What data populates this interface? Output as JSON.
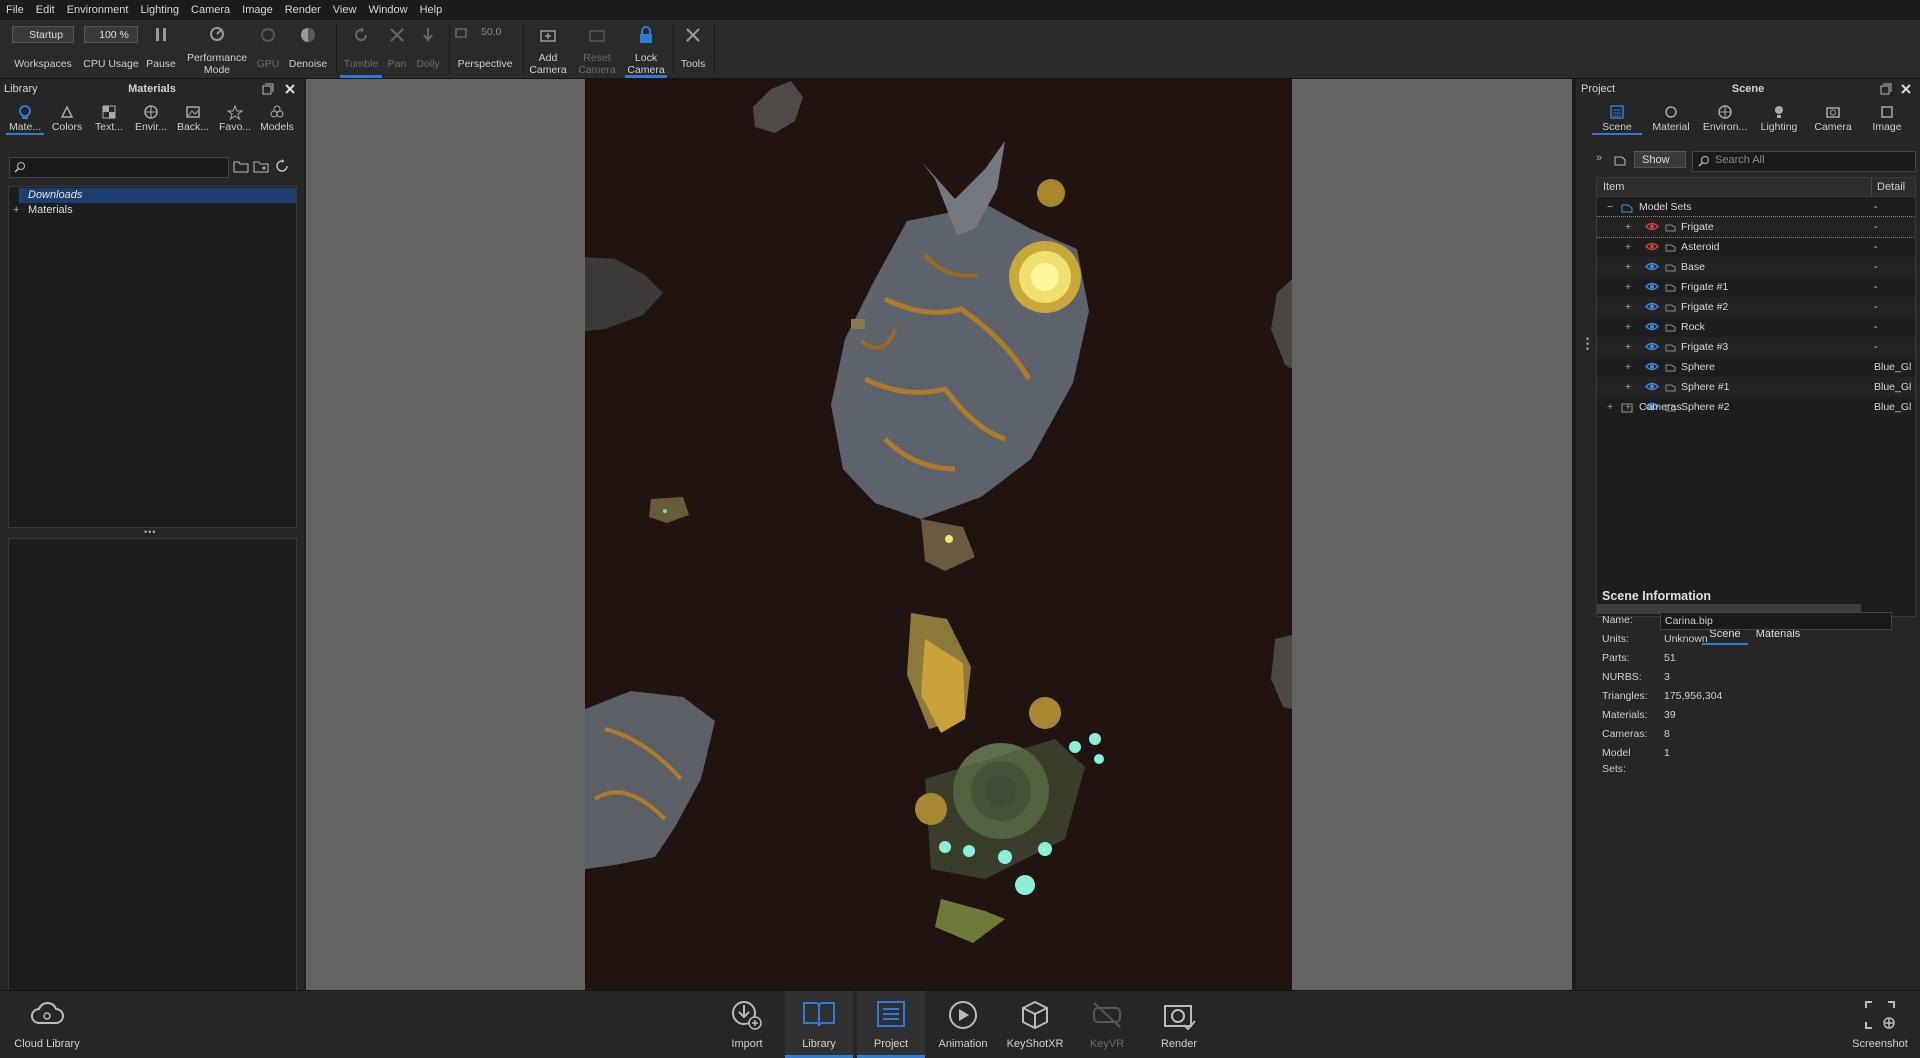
{
  "menu": [
    "File",
    "Edit",
    "Environment",
    "Lighting",
    "Camera",
    "Image",
    "Render",
    "View",
    "Window",
    "Help"
  ],
  "toolbar": {
    "workspace_value": "Startup",
    "workspaces_label": "Workspaces",
    "cpu_value": "100 %",
    "cpu_label": "CPU Usage",
    "pause_label": "Pause",
    "performance_label_1": "Performance",
    "performance_label_2": "Mode",
    "gpu_label": "GPU",
    "denoise_label": "Denoise",
    "tumble_label": "Tumble",
    "pan_label": "Pan",
    "dolly_label": "Dolly",
    "fov_value": "50.0",
    "perspective_label": "Perspective",
    "add_camera_1": "Add",
    "add_camera_2": "Camera",
    "reset_camera_1": "Reset",
    "reset_camera_2": "Camera",
    "lock_camera_1": "Lock",
    "lock_camera_2": "Camera",
    "tools_label": "Tools"
  },
  "library": {
    "panel_label": "Library",
    "title": "Materials",
    "tabs": [
      "Mate...",
      "Colors",
      "Text...",
      "Envir...",
      "Back...",
      "Favo...",
      "Models"
    ],
    "tree": [
      "Downloads",
      "Materials"
    ]
  },
  "project": {
    "panel_label": "Project",
    "title": "Scene",
    "tabs": [
      "Scene",
      "Material",
      "Environ...",
      "Lighting",
      "Camera",
      "Image"
    ],
    "show_label": "Show",
    "search_placeholder": "Search All",
    "col_item": "Item",
    "col_detail": "Detail",
    "model_sets": "Model Sets",
    "model_sets_detail": "-",
    "items": [
      {
        "name": "Frigate",
        "detail": "-",
        "visible": false
      },
      {
        "name": "Asteroid",
        "detail": "-",
        "visible": false
      },
      {
        "name": "Base",
        "detail": "-",
        "visible": true
      },
      {
        "name": "Frigate #1",
        "detail": "-",
        "visible": true
      },
      {
        "name": "Frigate #2",
        "detail": "-",
        "visible": true
      },
      {
        "name": "Rock",
        "detail": "-",
        "visible": true
      },
      {
        "name": "Frigate #3",
        "detail": "-",
        "visible": true
      },
      {
        "name": "Sphere",
        "detail": "Blue_Gl",
        "visible": true
      },
      {
        "name": "Sphere #1",
        "detail": "Blue_Gl",
        "visible": true
      },
      {
        "name": "Sphere #2",
        "detail": "Blue_Gl",
        "visible": true
      }
    ],
    "cameras": "Cameras",
    "subtabs": [
      "Scene",
      "Materials"
    ],
    "info_title": "Scene Information",
    "info": {
      "name_label": "Name:",
      "name_value": "Carina.bip",
      "units_label": "Units:",
      "units_value": "Unknown",
      "parts_label": "Parts:",
      "parts_value": "51",
      "nurbs_label": "NURBS:",
      "nurbs_value": "3",
      "triangles_label": "Triangles:",
      "triangles_value": "175,956,304",
      "materials_label": "Materials:",
      "materials_value": "39",
      "cameras_label": "Cameras:",
      "cameras_value": "8",
      "modelsets_label": "Model Sets:",
      "modelsets_value": "1"
    }
  },
  "bottom": {
    "cloud_library": "Cloud Library",
    "import": "Import",
    "library": "Library",
    "project": "Project",
    "animation": "Animation",
    "keyshotxr": "KeyShotXR",
    "keyvr": "KeyVR",
    "render": "Render",
    "screenshot": "Screenshot"
  },
  "colors": {
    "accent": "#2f7bd8",
    "viewport_bg": "#21130f",
    "eye_on": "#3d8ee8",
    "eye_off": "#d04040"
  }
}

- TO DO
Select all lines in the listing that include the word "Scene".

- RESULT
    "title": "Scene",
      "Scene",
      "Scene",
    "info_title": "Scene Information",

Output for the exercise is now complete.